Show every line below where "description" can be found.

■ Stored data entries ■
-- -- --
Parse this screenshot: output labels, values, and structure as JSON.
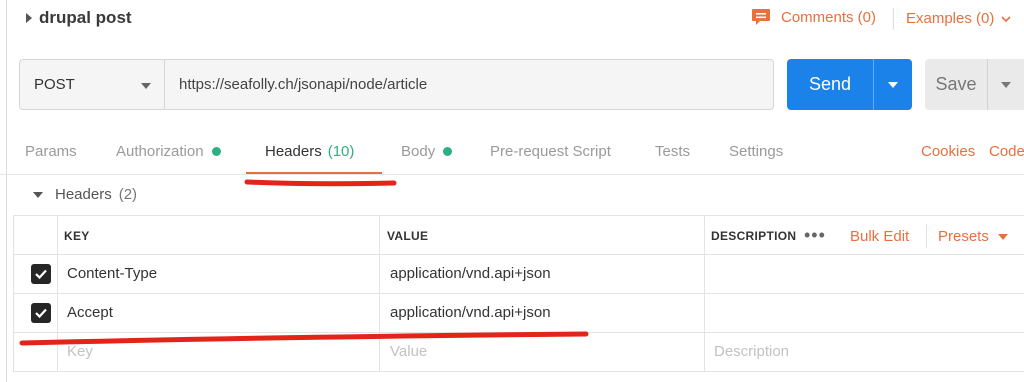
{
  "title": "drupal post",
  "header_links": {
    "comments": "Comments (0)",
    "examples": "Examples (0)"
  },
  "request": {
    "method": "POST",
    "url": "https://seafolly.ch/jsonapi/node/article",
    "send_label": "Send",
    "save_label": "Save"
  },
  "tabs": [
    {
      "label": "Params",
      "dot": false
    },
    {
      "label": "Authorization",
      "dot": true
    },
    {
      "label": "Headers",
      "count": "(10)",
      "active": true
    },
    {
      "label": "Body",
      "dot": true
    },
    {
      "label": "Pre-request Script",
      "dot": false
    },
    {
      "label": "Tests",
      "dot": false
    },
    {
      "label": "Settings",
      "dot": false
    }
  ],
  "right_links": {
    "cookies": "Cookies",
    "code": "Code"
  },
  "headers_section": {
    "title": "Headers",
    "count": "(2)"
  },
  "table": {
    "columns": {
      "key": "KEY",
      "value": "VALUE",
      "description": "DESCRIPTION"
    },
    "more_icon": "•••",
    "bulk_edit": "Bulk Edit",
    "presets": "Presets",
    "rows": [
      {
        "checked": true,
        "key": "Content-Type",
        "value": "application/vnd.api+json",
        "description": ""
      },
      {
        "checked": true,
        "key": "Accept",
        "value": "application/vnd.api+json",
        "description": ""
      }
    ],
    "placeholders": {
      "key": "Key",
      "value": "Value",
      "description": "Description"
    }
  },
  "colors": {
    "accent": "#e8703f",
    "send_blue": "#1a82e8",
    "status_green": "#2bb07f",
    "annotation_red": "#e3241b"
  },
  "icons": [
    "caret-right-icon",
    "comment-icon",
    "chevron-down-icon",
    "checkbox-checked-icon",
    "more-icon"
  ]
}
-- -- --
■ THE COMPLETED TASK ■
      "description": "DESCRIPTION"
        "description": ""
        "description": ""
      "description": "Description"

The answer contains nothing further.